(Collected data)
+ + + + + + +

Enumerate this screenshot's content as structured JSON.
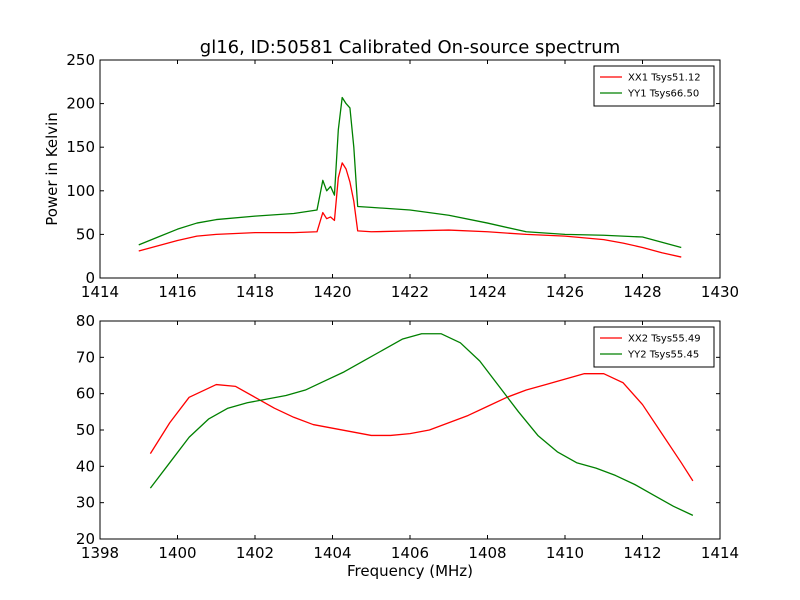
{
  "chart_data": [
    {
      "type": "line",
      "title": "gl16, ID:50581 Calibrated On-source spectrum",
      "xlabel": "",
      "ylabel": "Power in Kelvin",
      "xlim": [
        1414,
        1430
      ],
      "ylim": [
        0,
        250
      ],
      "xticks": [
        1414,
        1416,
        1418,
        1420,
        1422,
        1424,
        1426,
        1428,
        1430
      ],
      "yticks": [
        0,
        50,
        100,
        150,
        200,
        250
      ],
      "legend_position": "top-right",
      "series": [
        {
          "name": "XX1 Tsys51.12",
          "color": "#ff0000",
          "x": [
            1415.0,
            1415.5,
            1416.0,
            1416.5,
            1417.0,
            1418.0,
            1419.0,
            1419.6,
            1419.75,
            1419.85,
            1419.95,
            1420.05,
            1420.15,
            1420.25,
            1420.35,
            1420.45,
            1420.55,
            1420.65,
            1421.0,
            1422.0,
            1423.0,
            1424.0,
            1425.0,
            1426.0,
            1427.0,
            1427.5,
            1428.0,
            1428.5,
            1429.0
          ],
          "y": [
            31,
            37,
            43,
            48,
            50,
            52,
            52,
            53,
            75,
            68,
            70,
            66,
            115,
            132,
            125,
            110,
            88,
            54,
            53,
            54,
            55,
            53,
            50,
            48,
            44,
            40,
            35,
            29,
            24
          ]
        },
        {
          "name": "YY1 Tsys66.50",
          "color": "#008000",
          "x": [
            1415.0,
            1415.5,
            1416.0,
            1416.5,
            1417.0,
            1418.0,
            1419.0,
            1419.6,
            1419.75,
            1419.85,
            1419.95,
            1420.05,
            1420.15,
            1420.25,
            1420.35,
            1420.45,
            1420.55,
            1420.65,
            1421.0,
            1422.0,
            1423.0,
            1424.0,
            1425.0,
            1426.0,
            1427.0,
            1428.0,
            1428.5,
            1429.0
          ],
          "y": [
            38,
            47,
            56,
            63,
            67,
            71,
            74,
            78,
            112,
            100,
            105,
            95,
            170,
            207,
            200,
            195,
            150,
            82,
            81,
            78,
            72,
            63,
            53,
            50,
            49,
            47,
            41,
            35
          ]
        }
      ]
    },
    {
      "type": "line",
      "title": "",
      "xlabel": "Frequency (MHz)",
      "ylabel": "",
      "xlim": [
        1398,
        1414
      ],
      "ylim": [
        20,
        80
      ],
      "xticks": [
        1398,
        1400,
        1402,
        1404,
        1406,
        1408,
        1410,
        1412,
        1414
      ],
      "yticks": [
        20,
        30,
        40,
        50,
        60,
        70,
        80
      ],
      "legend_position": "top-right",
      "series": [
        {
          "name": "XX2 Tsys55.49",
          "color": "#ff0000",
          "x": [
            1399.3,
            1399.8,
            1400.3,
            1401.0,
            1401.5,
            1402.0,
            1402.5,
            1403.0,
            1403.5,
            1404.0,
            1404.5,
            1405.0,
            1405.5,
            1406.0,
            1406.5,
            1407.0,
            1407.5,
            1408.0,
            1408.5,
            1409.0,
            1409.5,
            1410.0,
            1410.5,
            1411.0,
            1411.5,
            1412.0,
            1412.5,
            1413.0,
            1413.3
          ],
          "y": [
            43.5,
            52,
            59,
            62.5,
            62,
            59,
            56,
            53.5,
            51.5,
            50.5,
            49.5,
            48.5,
            48.5,
            49,
            50,
            52,
            54,
            56.5,
            59,
            61,
            62.5,
            64,
            65.5,
            65.5,
            63,
            57,
            49,
            41,
            36
          ]
        },
        {
          "name": "YY2 Tsys55.45",
          "color": "#008000",
          "x": [
            1399.3,
            1399.8,
            1400.3,
            1400.8,
            1401.3,
            1401.8,
            1402.3,
            1402.8,
            1403.3,
            1403.8,
            1404.3,
            1404.8,
            1405.3,
            1405.8,
            1406.3,
            1406.8,
            1407.3,
            1407.8,
            1408.3,
            1408.8,
            1409.3,
            1409.8,
            1410.3,
            1410.8,
            1411.3,
            1411.8,
            1412.3,
            1412.8,
            1413.3
          ],
          "y": [
            34,
            41,
            48,
            53,
            56,
            57.5,
            58.5,
            59.5,
            61,
            63.5,
            66,
            69,
            72,
            75,
            76.5,
            76.5,
            74,
            69,
            62,
            55,
            48.5,
            44,
            41,
            39.5,
            37.5,
            35,
            32,
            29,
            26.5
          ]
        }
      ]
    }
  ]
}
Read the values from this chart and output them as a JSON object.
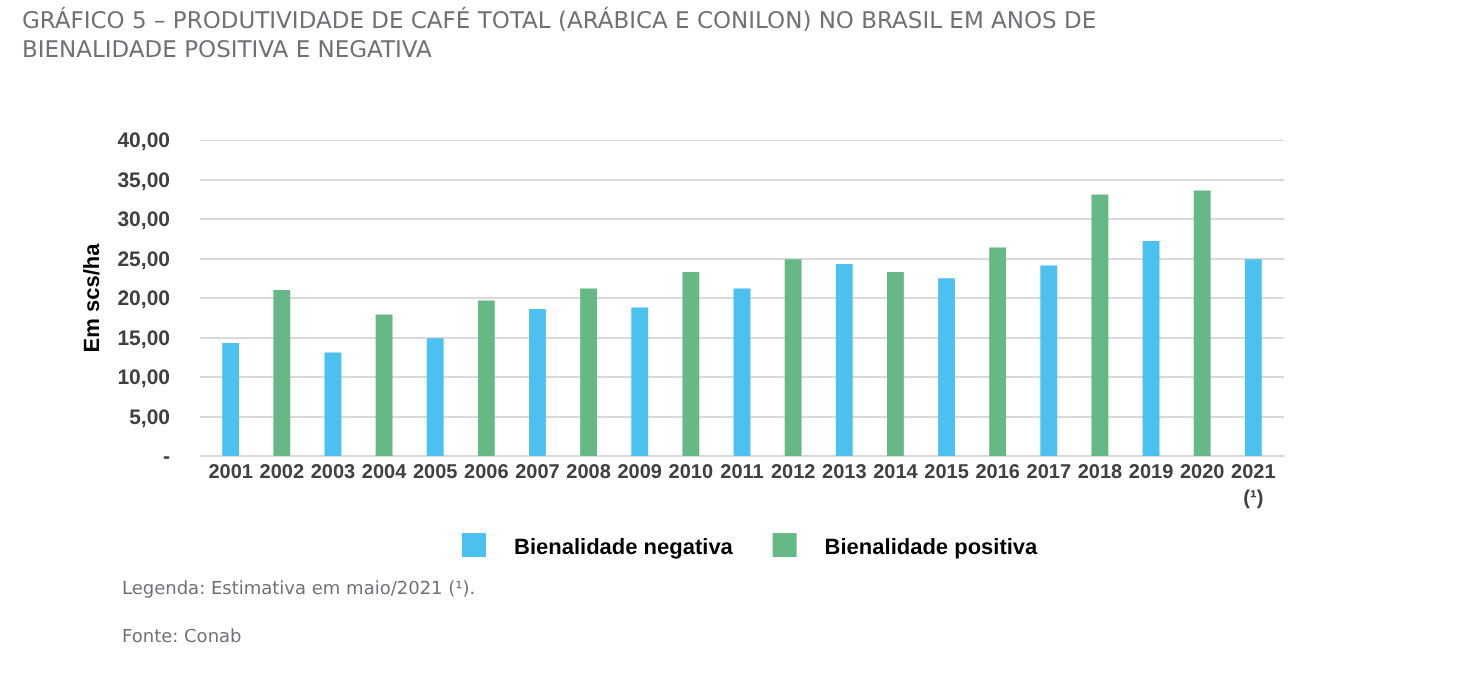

+ + + + + + +

WHAT THE TASK ASKS: All of the entries need to be transcribed word for word; pictures are left out.

THE ANSWER:
Enumerate this screenshot's content as structured JSON.
{
  "chart_data": [
    {
      "type": "line",
      "title": "gl16, ID:50581 Calibrated On-source spectrum",
      "xlabel": "",
      "ylabel": "Power in Kelvin",
      "xlim": [
        1414,
        1430
      ],
      "ylim": [
        0,
        250
      ],
      "xticks": [
        1414,
        1416,
        1418,
        1420,
        1422,
        1424,
        1426,
        1428,
        1430
      ],
      "yticks": [
        0,
        50,
        100,
        150,
        200,
        250
      ],
      "legend_position": "top-right",
      "series": [
        {
          "name": "XX1 Tsys51.12",
          "color": "#ff0000",
          "x": [
            1415.0,
            1415.5,
            1416.0,
            1416.5,
            1417.0,
            1418.0,
            1419.0,
            1419.6,
            1419.75,
            1419.85,
            1419.95,
            1420.05,
            1420.15,
            1420.25,
            1420.35,
            1420.45,
            1420.55,
            1420.65,
            1421.0,
            1422.0,
            1423.0,
            1424.0,
            1425.0,
            1426.0,
            1427.0,
            1427.5,
            1428.0,
            1428.5,
            1429.0
          ],
          "y": [
            31,
            37,
            43,
            48,
            50,
            52,
            52,
            53,
            75,
            68,
            70,
            66,
            115,
            132,
            125,
            110,
            88,
            54,
            53,
            54,
            55,
            53,
            50,
            48,
            44,
            40,
            35,
            29,
            24
          ]
        },
        {
          "name": "YY1 Tsys66.50",
          "color": "#008000",
          "x": [
            1415.0,
            1415.5,
            1416.0,
            1416.5,
            1417.0,
            1418.0,
            1419.0,
            1419.6,
            1419.75,
            1419.85,
            1419.95,
            1420.05,
            1420.15,
            1420.25,
            1420.35,
            1420.45,
            1420.55,
            1420.65,
            1421.0,
            1422.0,
            1423.0,
            1424.0,
            1425.0,
            1426.0,
            1427.0,
            1428.0,
            1428.5,
            1429.0
          ],
          "y": [
            38,
            47,
            56,
            63,
            67,
            71,
            74,
            78,
            112,
            100,
            105,
            95,
            170,
            207,
            200,
            195,
            150,
            82,
            81,
            78,
            72,
            63,
            53,
            50,
            49,
            47,
            41,
            35
          ]
        }
      ]
    },
    {
      "type": "line",
      "title": "",
      "xlabel": "Frequency (MHz)",
      "ylabel": "",
      "xlim": [
        1398,
        1414
      ],
      "ylim": [
        20,
        80
      ],
      "xticks": [
        1398,
        1400,
        1402,
        1404,
        1406,
        1408,
        1410,
        1412,
        1414
      ],
      "yticks": [
        20,
        30,
        40,
        50,
        60,
        70,
        80
      ],
      "legend_position": "top-right",
      "series": [
        {
          "name": "XX2 Tsys55.49",
          "color": "#ff0000",
          "x": [
            1399.3,
            1399.8,
            1400.3,
            1401.0,
            1401.5,
            1402.0,
            1402.5,
            1403.0,
            1403.5,
            1404.0,
            1404.5,
            1405.0,
            1405.5,
            1406.0,
            1406.5,
            1407.0,
            1407.5,
            1408.0,
            1408.5,
            1409.0,
            1409.5,
            1410.0,
            1410.5,
            1411.0,
            1411.5,
            1412.0,
            1412.5,
            1413.0,
            1413.3
          ],
          "y": [
            43.5,
            52,
            59,
            62.5,
            62,
            59,
            56,
            53.5,
            51.5,
            50.5,
            49.5,
            48.5,
            48.5,
            49,
            50,
            52,
            54,
            56.5,
            59,
            61,
            62.5,
            64,
            65.5,
            65.5,
            63,
            57,
            49,
            41,
            36
          ]
        },
        {
          "name": "YY2 Tsys55.45",
          "color": "#008000",
          "x": [
            1399.3,
            1399.8,
            1400.3,
            1400.8,
            1401.3,
            1401.8,
            1402.3,
            1402.8,
            1403.3,
            1403.8,
            1404.3,
            1404.8,
            1405.3,
            1405.8,
            1406.3,
            1406.8,
            1407.3,
            1407.8,
            1408.3,
            1408.8,
            1409.3,
            1409.8,
            1410.3,
            1410.8,
            1411.3,
            1411.8,
            1412.3,
            1412.8,
            1413.3
          ],
          "y": [
            34,
            41,
            48,
            53,
            56,
            57.5,
            58.5,
            59.5,
            61,
            63.5,
            66,
            69,
            72,
            75,
            76.5,
            76.5,
            74,
            69,
            62,
            55,
            48.5,
            44,
            41,
            39.5,
            37.5,
            35,
            32,
            29,
            26.5
          ]
        }
      ]
    }
  ]
}
Read the values from this chart and output them as a JSON object.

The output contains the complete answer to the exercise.